### WHAT THE TASK ASKS
Reproduce the records below exactly as they appear.

[Collection entries]
***
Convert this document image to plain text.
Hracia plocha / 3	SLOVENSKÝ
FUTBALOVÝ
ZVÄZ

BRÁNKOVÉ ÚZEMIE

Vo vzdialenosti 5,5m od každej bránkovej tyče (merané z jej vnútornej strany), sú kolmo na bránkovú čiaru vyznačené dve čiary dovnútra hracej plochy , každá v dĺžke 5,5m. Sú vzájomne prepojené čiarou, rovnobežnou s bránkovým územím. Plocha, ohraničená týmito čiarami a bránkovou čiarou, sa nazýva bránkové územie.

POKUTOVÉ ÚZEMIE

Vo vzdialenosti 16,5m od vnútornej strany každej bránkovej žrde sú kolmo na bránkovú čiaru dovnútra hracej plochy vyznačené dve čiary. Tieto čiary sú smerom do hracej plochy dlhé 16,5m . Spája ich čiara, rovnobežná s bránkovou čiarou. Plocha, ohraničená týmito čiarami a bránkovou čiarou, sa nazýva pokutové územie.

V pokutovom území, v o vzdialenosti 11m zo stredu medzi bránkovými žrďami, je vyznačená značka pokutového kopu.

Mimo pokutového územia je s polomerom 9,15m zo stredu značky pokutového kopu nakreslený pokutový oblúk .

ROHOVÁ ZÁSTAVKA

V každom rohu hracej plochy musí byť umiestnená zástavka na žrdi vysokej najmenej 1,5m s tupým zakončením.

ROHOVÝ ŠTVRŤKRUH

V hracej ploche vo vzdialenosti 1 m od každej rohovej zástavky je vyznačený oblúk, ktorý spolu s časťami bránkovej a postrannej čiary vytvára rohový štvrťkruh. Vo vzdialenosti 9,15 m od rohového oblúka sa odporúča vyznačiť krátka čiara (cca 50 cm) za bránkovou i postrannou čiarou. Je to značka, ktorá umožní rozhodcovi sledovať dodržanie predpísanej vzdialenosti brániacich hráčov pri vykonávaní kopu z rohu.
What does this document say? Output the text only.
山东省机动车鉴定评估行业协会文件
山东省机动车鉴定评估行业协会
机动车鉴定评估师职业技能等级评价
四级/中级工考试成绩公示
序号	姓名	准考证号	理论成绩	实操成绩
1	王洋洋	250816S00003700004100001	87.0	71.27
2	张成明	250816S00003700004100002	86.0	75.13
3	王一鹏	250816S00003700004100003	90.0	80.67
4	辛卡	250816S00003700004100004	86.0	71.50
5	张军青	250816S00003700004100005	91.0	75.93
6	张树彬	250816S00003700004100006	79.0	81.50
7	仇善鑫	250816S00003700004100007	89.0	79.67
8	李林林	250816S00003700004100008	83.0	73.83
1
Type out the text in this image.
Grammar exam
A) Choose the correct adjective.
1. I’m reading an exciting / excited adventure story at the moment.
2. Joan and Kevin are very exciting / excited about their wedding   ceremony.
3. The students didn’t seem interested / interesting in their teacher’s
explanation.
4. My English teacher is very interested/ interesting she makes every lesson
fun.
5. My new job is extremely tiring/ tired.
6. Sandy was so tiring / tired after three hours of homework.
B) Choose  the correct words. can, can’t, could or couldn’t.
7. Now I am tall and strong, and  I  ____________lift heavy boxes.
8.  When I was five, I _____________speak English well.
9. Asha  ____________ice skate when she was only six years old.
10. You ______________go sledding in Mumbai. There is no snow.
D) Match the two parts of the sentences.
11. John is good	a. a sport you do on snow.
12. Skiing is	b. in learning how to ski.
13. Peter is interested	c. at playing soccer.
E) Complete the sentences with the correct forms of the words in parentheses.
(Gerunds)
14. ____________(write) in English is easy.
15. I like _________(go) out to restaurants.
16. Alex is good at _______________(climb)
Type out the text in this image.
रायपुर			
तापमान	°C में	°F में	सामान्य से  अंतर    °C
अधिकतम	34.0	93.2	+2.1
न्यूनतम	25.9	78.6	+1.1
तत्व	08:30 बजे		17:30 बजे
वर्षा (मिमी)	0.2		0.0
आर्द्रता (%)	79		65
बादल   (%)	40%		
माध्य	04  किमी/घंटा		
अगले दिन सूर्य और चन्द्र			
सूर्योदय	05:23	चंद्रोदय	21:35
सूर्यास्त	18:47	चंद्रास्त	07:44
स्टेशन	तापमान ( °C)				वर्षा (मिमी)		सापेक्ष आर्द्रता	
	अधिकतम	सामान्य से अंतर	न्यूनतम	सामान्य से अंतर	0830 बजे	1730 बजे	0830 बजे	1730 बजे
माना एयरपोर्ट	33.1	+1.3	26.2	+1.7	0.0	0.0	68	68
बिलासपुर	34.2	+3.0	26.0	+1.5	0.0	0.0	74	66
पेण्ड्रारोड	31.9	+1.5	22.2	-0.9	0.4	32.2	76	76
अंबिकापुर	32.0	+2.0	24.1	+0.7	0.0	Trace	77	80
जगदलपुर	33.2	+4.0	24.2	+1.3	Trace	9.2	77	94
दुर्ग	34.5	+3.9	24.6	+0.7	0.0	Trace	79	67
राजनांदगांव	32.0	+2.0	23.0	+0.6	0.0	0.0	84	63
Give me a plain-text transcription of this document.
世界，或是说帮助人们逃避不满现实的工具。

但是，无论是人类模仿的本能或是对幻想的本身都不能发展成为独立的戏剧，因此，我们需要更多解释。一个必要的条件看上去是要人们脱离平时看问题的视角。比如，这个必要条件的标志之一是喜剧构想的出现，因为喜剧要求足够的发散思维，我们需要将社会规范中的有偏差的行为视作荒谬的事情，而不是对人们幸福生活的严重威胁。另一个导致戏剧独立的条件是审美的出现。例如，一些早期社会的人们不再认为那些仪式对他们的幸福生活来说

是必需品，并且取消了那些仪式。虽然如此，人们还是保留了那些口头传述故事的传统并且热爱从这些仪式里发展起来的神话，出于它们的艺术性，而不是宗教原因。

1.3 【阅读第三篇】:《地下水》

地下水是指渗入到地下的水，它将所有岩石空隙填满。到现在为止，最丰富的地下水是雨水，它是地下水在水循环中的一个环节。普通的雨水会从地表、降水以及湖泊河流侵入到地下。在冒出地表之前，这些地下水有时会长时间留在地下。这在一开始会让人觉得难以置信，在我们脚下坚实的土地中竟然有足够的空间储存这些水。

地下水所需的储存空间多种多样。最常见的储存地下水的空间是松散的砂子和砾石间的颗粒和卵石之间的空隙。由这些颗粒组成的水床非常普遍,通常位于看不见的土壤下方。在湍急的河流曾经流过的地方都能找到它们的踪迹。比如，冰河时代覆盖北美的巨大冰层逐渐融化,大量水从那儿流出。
***
### RIGHT ANSWER
Convert this document image to plain text.
Hracia plocha / 3	SLOVENSKÝ
FUTBALOVÝ
ZVÄZ

BRÁNKOVÉ ÚZEMIE

Vo vzdialenosti 5,5m od každej bránkovej tyče (merané z jej vnútornej strany), sú kolmo na bránkovú čiaru vyznačené dve čiary dovnútra hracej plochy , každá v dĺžke 5,5m. Sú vzájomne prepojené čiarou, rovnobežnou s bránkovým územím. Plocha, ohraničená týmito čiarami a bránkovou čiarou, sa nazýva bránkové územie.

POKUTOVÉ ÚZEMIE

Vo vzdialenosti 16,5m od vnútornej strany každej bránkovej žrde sú kolmo na bránkovú čiaru dovnútra hracej plochy vyznačené dve čiary. Tieto čiary sú smerom do hracej plochy dlhé 16,5m . Spája ich čiara, rovnobežná s bránkovou čiarou. Plocha, ohraničená týmito čiarami a bránkovou čiarou, sa nazýva pokutové územie.

V pokutovom území, v o vzdialenosti 11m zo stredu medzi bránkovými žrďami, je vyznačená značka pokutového kopu.

Mimo pokutového územia je s polomerom 9,15m zo stredu značky pokutového kopu nakreslený pokutový oblúk .

ROHOVÁ ZÁSTAVKA

V každom rohu hracej plochy musí byť umiestnená zástavka na žrdi vysokej najmenej 1,5m s tupým zakončením.

ROHOVÝ ŠTVRŤKRUH

V hracej ploche vo vzdialenosti 1 m od každej rohovej zástavky je vyznačený oblúk, ktorý spolu s časťami bránkovej a postrannej čiary vytvára rohový štvrťkruh. Vo vzdialenosti 9,15 m od rohového oblúka sa odporúča vyznačiť krátka čiara (cca 50 cm) za bránkovou i postrannou čiarou. Je to značka, ktorá umožní rozhodcovi sledovať dodržanie predpísanej vzdialenosti brániacich hráčov pri vykonávaní kopu z rohu.
What does this document say? Output the text only.
山东省机动车鉴定评估行业协会文件
山东省机动车鉴定评估行业协会
机动车鉴定评估师职业技能等级评价
四级/中级工考试成绩公示
序号	姓名	准考证号	理论成绩	实操成绩
1	王洋洋	250816S00003700004100001	87.0	71.27
2	张成明	250816S00003700004100002	86.0	75.13
3	王一鹏	250816S00003700004100003	90.0	80.67
4	辛卡	250816S00003700004100004	86.0	71.50
5	张军青	250816S00003700004100005	91.0	75.93
6	张树彬	250816S00003700004100006	79.0	81.50
7	仇善鑫	250816S00003700004100007	89.0	79.67
8	李林林	250816S00003700004100008	83.0	73.83
1
Type out the text in this image.
Grammar exam
A) Choose the correct adjective.
1. I’m reading an exciting / excited adventure story at the moment.
2. Joan and Kevin are very exciting / excited about their wedding   ceremony.
3. The students didn’t seem interested / interesting in their teacher’s
explanation.
4. My English teacher is very interested/ interesting she makes every lesson
fun.
5. My new job is extremely tiring/ tired.
6. Sandy was so tiring / tired after three hours of homework.
B) Choose  the correct words. can, can’t, could or couldn’t.
7. Now I am tall and strong, and  I  ____________lift heavy boxes.
8.  When I was five, I _____________speak English well.
9. Asha  ____________ice skate when she was only six years old.
10. You ______________go sledding in Mumbai. There is no snow.
D) Match the two parts of the sentences.
11. John is good	a. a sport you do on snow.
12. Skiing is	b. in learning how to ski.
13. Peter is interested	c. at playing soccer.
E) Complete the sentences with the correct forms of the words in parentheses.
(Gerunds)
14. ____________(write) in English is easy.
15. I like _________(go) out to restaurants.
16. Alex is good at _______________(climb)
Type out the text in this image.
रायपुर			
तापमान	°C में	°F में	सामान्य से  अंतर    °C
अधिकतम	34.0	93.2	+2.1
न्यूनतम	25.9	78.6	+1.1
तत्व	08:30 बजे		17:30 बजे
वर्षा (मिमी)	0.2		0.0
आर्द्रता (%)	79		65
बादल   (%)	40%		
माध्य	04  किमी/घंटा		
अगले दिन सूर्य और चन्द्र			
सूर्योदय	05:23	चंद्रोदय	21:35
सूर्यास्त	18:47	चंद्रास्त	07:44
स्टेशन	तापमान ( °C)				वर्षा (मिमी)		सापेक्ष आर्द्रता	
	अधिकतम	सामान्य से अंतर	न्यूनतम	सामान्य से अंतर	0830 बजे	1730 बजे	0830 बजे	1730 बजे
माना एयरपोर्ट	33.1	+1.3	26.2	+1.7	0.0	0.0	68	68
बिलासपुर	34.2	+3.0	26.0	+1.5	0.0	0.0	74	66
पेण्ड्रारोड	31.9	+1.5	22.2	-0.9	0.4	32.2	76	76
अंबिकापुर	32.0	+2.0	24.1	+0.7	0.0	Trace	77	80
जगदलपुर	33.2	+4.0	24.2	+1.3	Trace	9.2	77	94
दुर्ग	34.5	+3.9	24.6	+0.7	0.0	Trace	79	67
राजनांदगांव	32.0	+2.0	23.0	+0.6	0.0	0.0	84	63
Give me a plain-text transcription of this document.
世界，或是说帮助人们逃避不满现实的工具。

但是，无论是人类模仿的本能或是对幻想的本身都不能发展成为独立的戏剧，因此，我们需要更多解释。一个必要的条件看上去是要人们脱离平时看问题的视角。比如，这个必要条件的标志之一是喜剧构想的出现，因为喜剧要求足够的发散思维，我们需要将社会规范中的有偏差的行为视作荒谬的事情，而不是对人们幸福生活的严重威胁。另一个导致戏剧独立的条件是审美的出现。例如，一些早期社会的人们不再认为那些仪式对他们的幸福生活来说

是必需品，并且取消了那些仪式。虽然如此，人们还是保留了那些口头传述故事的传统并且热爱从这些仪式里发展起来的神话，出于它们的艺术性，而不是宗教原因。

1.3 【阅读第三篇】:《地下水》

地下水是指渗入到地下的水，它将所有岩石空隙填满。到现在为止，最丰富的地下水是雨水，它是地下水在水循环中的一个环节。普通的雨水会从地表、降水以及湖泊河流侵入到地下。在冒出地表之前，这些地下水有时会长时间留在地下。这在一开始会让人觉得难以置信，在我们脚下坚实的土地中竟然有足够的空间储存这些水。

地下水所需的储存空间多种多样。最常见的储存地下水的空间是松散的砂子和砾石间的颗粒和卵石之间的空隙。由这些颗粒组成的水床非常普遍,通常位于看不见的土壤下方。在湍急的河流曾经流过的地方都能找到它们的踪迹。比如，冰河时代覆盖北美的巨大冰层逐渐融化,大量水从那儿流出。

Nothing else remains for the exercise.